* Dataset records on visual material *

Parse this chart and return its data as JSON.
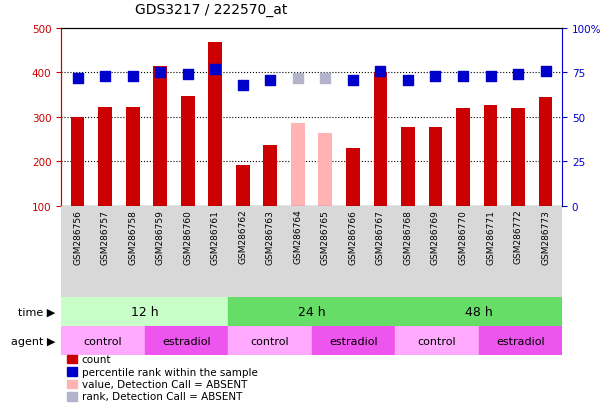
{
  "title": "GDS3217 / 222570_at",
  "samples": [
    "GSM286756",
    "GSM286757",
    "GSM286758",
    "GSM286759",
    "GSM286760",
    "GSM286761",
    "GSM286762",
    "GSM286763",
    "GSM286764",
    "GSM286765",
    "GSM286766",
    "GSM286767",
    "GSM286768",
    "GSM286769",
    "GSM286770",
    "GSM286771",
    "GSM286772",
    "GSM286773"
  ],
  "bar_values": [
    300,
    323,
    323,
    415,
    348,
    468,
    193,
    238,
    287,
    263,
    230,
    400,
    277,
    277,
    320,
    326,
    320,
    345
  ],
  "bar_absent": [
    false,
    false,
    false,
    false,
    false,
    false,
    false,
    false,
    true,
    true,
    false,
    false,
    false,
    false,
    false,
    false,
    false,
    false
  ],
  "percentile_values": [
    72,
    73,
    73,
    75,
    74,
    77,
    68,
    71,
    72,
    72,
    71,
    76,
    71,
    73,
    73,
    73,
    74,
    76
  ],
  "percentile_absent": [
    false,
    false,
    false,
    false,
    false,
    false,
    false,
    false,
    true,
    true,
    false,
    false,
    false,
    false,
    false,
    false,
    false,
    false
  ],
  "bar_color": "#cc0000",
  "bar_absent_color": "#ffb3b3",
  "dot_color": "#0000cc",
  "dot_absent_color": "#b3b3cc",
  "ylim_left": [
    100,
    500
  ],
  "ylim_right": [
    0,
    100
  ],
  "yticks_left": [
    100,
    200,
    300,
    400,
    500
  ],
  "yticks_right": [
    0,
    25,
    50,
    75,
    100
  ],
  "ytick_labels_right": [
    "0",
    "25",
    "50",
    "75",
    "100%"
  ],
  "grid_dotted_at": [
    200,
    300,
    400
  ],
  "background_color": "#ffffff",
  "plot_bg_color": "#ffffff",
  "axis_color_left": "#cc0000",
  "axis_color_right": "#0000cc",
  "time_groups": [
    {
      "label": "12 h",
      "start": 0,
      "end": 6,
      "color": "#c8ffc8"
    },
    {
      "label": "24 h",
      "start": 6,
      "end": 12,
      "color": "#66dd66"
    },
    {
      "label": "48 h",
      "start": 12,
      "end": 18,
      "color": "#66dd66"
    }
  ],
  "agent_groups": [
    {
      "label": "control",
      "start": 0,
      "end": 3,
      "color": "#ffaaff"
    },
    {
      "label": "estradiol",
      "start": 3,
      "end": 6,
      "color": "#ee55ee"
    },
    {
      "label": "control",
      "start": 6,
      "end": 9,
      "color": "#ffaaff"
    },
    {
      "label": "estradiol",
      "start": 9,
      "end": 12,
      "color": "#ee55ee"
    },
    {
      "label": "control",
      "start": 12,
      "end": 15,
      "color": "#ffaaff"
    },
    {
      "label": "estradiol",
      "start": 15,
      "end": 18,
      "color": "#ee55ee"
    }
  ],
  "legend_items": [
    {
      "label": "count",
      "color": "#cc0000"
    },
    {
      "label": "percentile rank within the sample",
      "color": "#0000cc"
    },
    {
      "label": "value, Detection Call = ABSENT",
      "color": "#ffb3b3"
    },
    {
      "label": "rank, Detection Call = ABSENT",
      "color": "#b3b3cc"
    }
  ],
  "bar_width": 0.5,
  "dot_size": 55
}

* GIVEN REQUEST *
Could you reproduce every record above exactly, leaving out the pictures?

* WORKED ANSWER *
Parse this chart and return its data as JSON.
{
  "title": "GDS3217 / 222570_at",
  "samples": [
    "GSM286756",
    "GSM286757",
    "GSM286758",
    "GSM286759",
    "GSM286760",
    "GSM286761",
    "GSM286762",
    "GSM286763",
    "GSM286764",
    "GSM286765",
    "GSM286766",
    "GSM286767",
    "GSM286768",
    "GSM286769",
    "GSM286770",
    "GSM286771",
    "GSM286772",
    "GSM286773"
  ],
  "bar_values": [
    300,
    323,
    323,
    415,
    348,
    468,
    193,
    238,
    287,
    263,
    230,
    400,
    277,
    277,
    320,
    326,
    320,
    345
  ],
  "bar_absent": [
    false,
    false,
    false,
    false,
    false,
    false,
    false,
    false,
    true,
    true,
    false,
    false,
    false,
    false,
    false,
    false,
    false,
    false
  ],
  "percentile_values": [
    72,
    73,
    73,
    75,
    74,
    77,
    68,
    71,
    72,
    72,
    71,
    76,
    71,
    73,
    73,
    73,
    74,
    76
  ],
  "percentile_absent": [
    false,
    false,
    false,
    false,
    false,
    false,
    false,
    false,
    true,
    true,
    false,
    false,
    false,
    false,
    false,
    false,
    false,
    false
  ],
  "bar_color": "#cc0000",
  "bar_absent_color": "#ffb3b3",
  "dot_color": "#0000cc",
  "dot_absent_color": "#b3b3cc",
  "ylim_left": [
    100,
    500
  ],
  "ylim_right": [
    0,
    100
  ],
  "yticks_left": [
    100,
    200,
    300,
    400,
    500
  ],
  "yticks_right": [
    0,
    25,
    50,
    75,
    100
  ],
  "ytick_labels_right": [
    "0",
    "25",
    "50",
    "75",
    "100%"
  ],
  "grid_dotted_at": [
    200,
    300,
    400
  ],
  "background_color": "#ffffff",
  "plot_bg_color": "#ffffff",
  "axis_color_left": "#cc0000",
  "axis_color_right": "#0000cc",
  "time_groups": [
    {
      "label": "12 h",
      "start": 0,
      "end": 6,
      "color": "#c8ffc8"
    },
    {
      "label": "24 h",
      "start": 6,
      "end": 12,
      "color": "#66dd66"
    },
    {
      "label": "48 h",
      "start": 12,
      "end": 18,
      "color": "#66dd66"
    }
  ],
  "agent_groups": [
    {
      "label": "control",
      "start": 0,
      "end": 3,
      "color": "#ffaaff"
    },
    {
      "label": "estradiol",
      "start": 3,
      "end": 6,
      "color": "#ee55ee"
    },
    {
      "label": "control",
      "start": 6,
      "end": 9,
      "color": "#ffaaff"
    },
    {
      "label": "estradiol",
      "start": 9,
      "end": 12,
      "color": "#ee55ee"
    },
    {
      "label": "control",
      "start": 12,
      "end": 15,
      "color": "#ffaaff"
    },
    {
      "label": "estradiol",
      "start": 15,
      "end": 18,
      "color": "#ee55ee"
    }
  ],
  "legend_items": [
    {
      "label": "count",
      "color": "#cc0000"
    },
    {
      "label": "percentile rank within the sample",
      "color": "#0000cc"
    },
    {
      "label": "value, Detection Call = ABSENT",
      "color": "#ffb3b3"
    },
    {
      "label": "rank, Detection Call = ABSENT",
      "color": "#b3b3cc"
    }
  ],
  "bar_width": 0.5,
  "dot_size": 55
}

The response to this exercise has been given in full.